INPUT DATA:

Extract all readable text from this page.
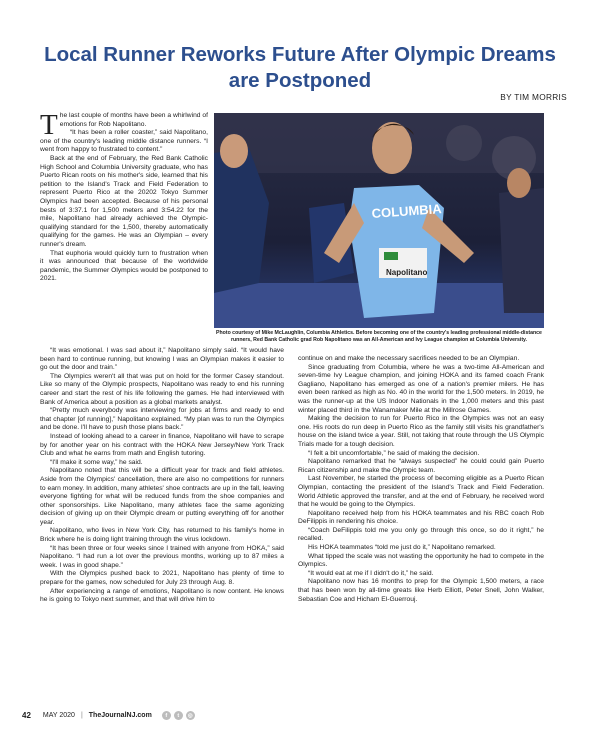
Local Runner Reworks Future After Olympic Dreams are Postponed
BY TIM MORRIS
Napolitano
COLUMBIA
Photo courtesy of Mike McLaughlin, Columbia Athletics. Before becoming one of the country's leading professional middle-distance runners, Red Bank Catholic grad Rob Napolitano was an All-American and Ivy League champion at Columbia University.

The last couple of months have been a whirlwind of emotions for Rob Napolitano.

“It has been a roller coaster,” said Napolitano, one of the country's leading middle distance runners. “I went from happy to frustrated to content.”

Back at the end of February, the Red Bank Catholic High School and Columbia University graduate, who has Puerto Rican roots on his mother's side, learned that his petition to the Island's Track and Field Federation to represent Puerto Rico at the 20202 Tokyo Summer Olympics had been accepted. Because of his personal bests of 3:37.1 for 1,500 meters and 3:54.22 for the mile, Napolitano had already achieved the Olympic-qualifying standard for the 1,500, thereby automatically qualifying for the games. He was an Olympian – every runner's dream.

That euphoria would quickly turn to frustration when it was announced that because of the worldwide pandemic, the Summer Olympics would be postponed to 2021.

“It was emotional. I was sad about it,” Napolitano simply said. “It would have been hard to continue running, but knowing I was an Olympian makes it easier to go out the door and train.”

The Olympics weren't all that was put on hold for the former Casey standout. Like so many of the Olympic prospects, Napolitano was ready to end his running career and start the rest of his life following the games. He had interviewed with Bank of America about a position as a global markets analyst.

“Pretty much everybody was interviewing for jobs at firms and ready to end that chapter [of running],” Napolitano explained. “My plan was to run the Olympics and be done. I'll have to push those plans back.”

Instead of looking ahead to a career in finance, Napolitano will have to scrape by for another year on his contract with the HOKA New Jersey/New York Track Club and what he earns from math and English tutoring.

“I'll make it some way,” he said.

Napolitano noted that this will be a difficult year for track and field athletes. Aside from the Olympics' cancellation, there are also no competitions for runners to earn money. In addition, many athletes' shoe contracts are up in the fall, leaving everyone fighting for what will be reduced funds from the shoe companies and other sponsorships. Like Napolitano, many athletes face the same agonizing decision of giving up on their Olympic dream or putting everything off for another year.

Napolitano, who lives in New York City, has returned to his family's home in Brick where he is doing light training through the virus lockdown.

“It has been three or four weeks since I trained with anyone from HOKA,” said Napolitano. “I had run a lot over the previous months, working up to 87 miles a week. I was in good shape.”

With the Olympics pushed back to 2021, Napolitano has plenty of time to prepare for the games, now scheduled for July 23 through Aug. 8.

After experiencing a range of emotions, Napolitano is now content. He knows he is going to Tokyo next summer, and that will drive him to

continue on and make the necessary sacrifices needed to be an Olympian.

Since graduating from Columbia, where he was a two-time All-American and seven-time Ivy League champion, and joining HOKA and its famed coach Frank Gagliano, Napolitano has emerged as one of a nation's premier milers. He has even been ranked as high as No. 40 in the world for the 1,500 meters. In 2019, he was the runner-up at the US Indoor Nationals in the 1,000 meters and this past winter placed third in the Wanamaker Mile at the Millrose Games.

Making the decision to run for Puerto Rico in the Olympics was not an easy one. His roots do run deep in Puerto Rico as the family still visits his grandfather's house on the island twice a year. Still, not taking that route through the US Olympic Trials made for a tough decision.

“I felt a bit uncomfortable,” he said of making the decision.

Napolitano remarked that he “always suspected” he could could gain Puerto Rican citizenship and make the Olympic team.

Last November, he started the process of becoming eligible as a Puerto Rican Olympian, contacting the president of the Island's Track and Field Federation. World Athletic approved the transfer, and at the end of February, he received word that he would be going to the Olympics.

Napolitano received help from his HOKA teammates and his RBC coach Rob DeFilippis in rendering his choice.

“Coach DeFilippis told me you only go through this once, so do it right,” he recalled.

His HOKA teammates “told me just do it,” Napolitano remarked.

What tipped the scale was not wasting the opportunity he had to compete in the Olympics.

“It would eat at me if I didn't do it,” he said.

Napolitano now has 16 months to prep for the Olympic 1,500 meters, a race that has been won by all-time greats like Herb Elliott, Peter Snell, John Walker, Sebastian Coe and Hicham El-Guerrouj.

42 MAY 2020 | TheJournalNJ.com	f	t	◎
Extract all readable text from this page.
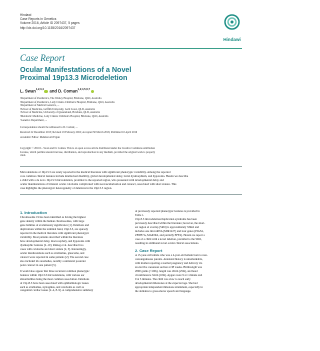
Hindawi
Case Reports in Genetics
Volume 2016, Article ID 2097437, 5 pages
http://dx.doi.org/10.1155/2016/2097437
Hindawi
Case Report
Ocular Manifestations of a Novel
Proximal 19p13.3 Microdeletion
L. Swan$^{1,2,3,4}$ and D. Coman$^{1,2,4,5,6,7}$
¹Department of Paediatrics, The Wesley Hospital, Brisbane, QLD, Australia
²Department of Paediatrics, Lady Cilento Children's Hospital, Brisbane, QLD, Australia
³Department of Medical Genetics, ...
⁴School of Medicine, Griffith University, Gold Coast, QLD, Australia
⁵School of Medicine, University of Queensland, Brisbane, QLD, Australia
⁶Metabolic Medicine, Lady Cilento Children's Hospital, Brisbane, QLD, Australia
⁷Genetics Department, ...
Correspondence should be addressed to D. Coman; ...
Received 22 December 2015; Revised 19 February 2016; Accepted 30 March 2016; Published 10 April 2016
Academic Editor: Mehmet Ali Ergun
Copyright © 2016 L. Swan and D. Coman. This is an open access article distributed under the Creative Commons Attribution
License, which permits unrestricted use, distribution, and reproduction in any medium, provided the original work is properly
cited.
Microdeletions of 19p13.3 are rarely reported in the medical literature with significant phenotypic variability. Among the reported
core common clinical features include intellectual disability, global developmental delay, facial dysmorphism, and hypotonia. Herein we describe
a child with a de novo 19p13.3 microdeletion, proximal to the reported region, who presented with developmental delay and
ocular manifestations of bilateral ocular coloboma complicated with neovascularisation and cataract, associated with short stature. This
case highlights the phenotypic heterogeneity of deletions in the 19p13.3 region.
1. Introduction
Chromosome 19 has been identified as having the highest
gene density within the human chromosomes, with large
gene families of evolutionary significance [1]. Deletions and
duplications within the terminal band, 19p13.3, are sparsely
reported in the medical literature with significant phenotypic
variability. Most patients described within the literature
have developmental delay, macrocephaly, and hypotonia with
dysmorphic features [2–10]. Risheg et al. described two
cases with coloboma and short stature [2, 5]. Interestingly,
ocular manifestations such as strabismus, glaucoma, and
cataract were reported in some patients [2]. The second case
also included iris anomalies, notably a unilateral posterior
polar cataract in one patient [5].
It would also appear that three recurrent common phenotypic
features within 19p13.3 microdeletions, with various ear
abnormalities being the most common association. Deletions
of 19p13.3 have been associated with ophthalmologic issues
such as strabismus, nystagmus, and coloboma as well as
congenital cardiac issues [2–4, 8–9]. A comprehensive summary
of previously reported phenotypic features is provided in
Table 1.
19p13.3 microdeletion/duplication syndrome has been
previously described within the literature; however, the short-
est region of overlap (SRO) is approximately 334kb and
includes one microRNA (MIR1227) and four genes (PIAS4,
ZBTB7A, MAP2K2, and partially EFE2). Herein we report a
case of a child with a novel deletion, proximal to the SRO,
resulting in additional novel ocular clinical associations.
2. Case Report
A 15-year-old female who was a 4-year-old female born to non-
consanguineous parents. Antenatal history is unremarkable,
with mother reporting a normal pregnancy and delivery via
an elective caesarean section at 38 weeks. Birthweight was
2800 grams (<10th), length was 49cm (25th), and head
circumference 34cm (10th). Apgars were 9 at 1 minute and
9 at 5 minutes. The child was slow to reach early
developmental milestones at the expected age. She had
appropriate independent milestone attainment, especially in
the domains to gross-motor speech and language.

WORK TO BE COMPLETED:
Copy all lines from the listing that contain "developmental".

RESULT OF THE EXERCISE:
core common clinical features include intellectual disability, global developmental delay, facial dysmorphism, and hypotonia. Herein we describe
a child with a de novo 19p13.3 microdeletion, proximal to the reported region, who presented with developmental delay and
have developmental delay, macrocephaly, and hypotonia with
developmental milestones at the expected age. She had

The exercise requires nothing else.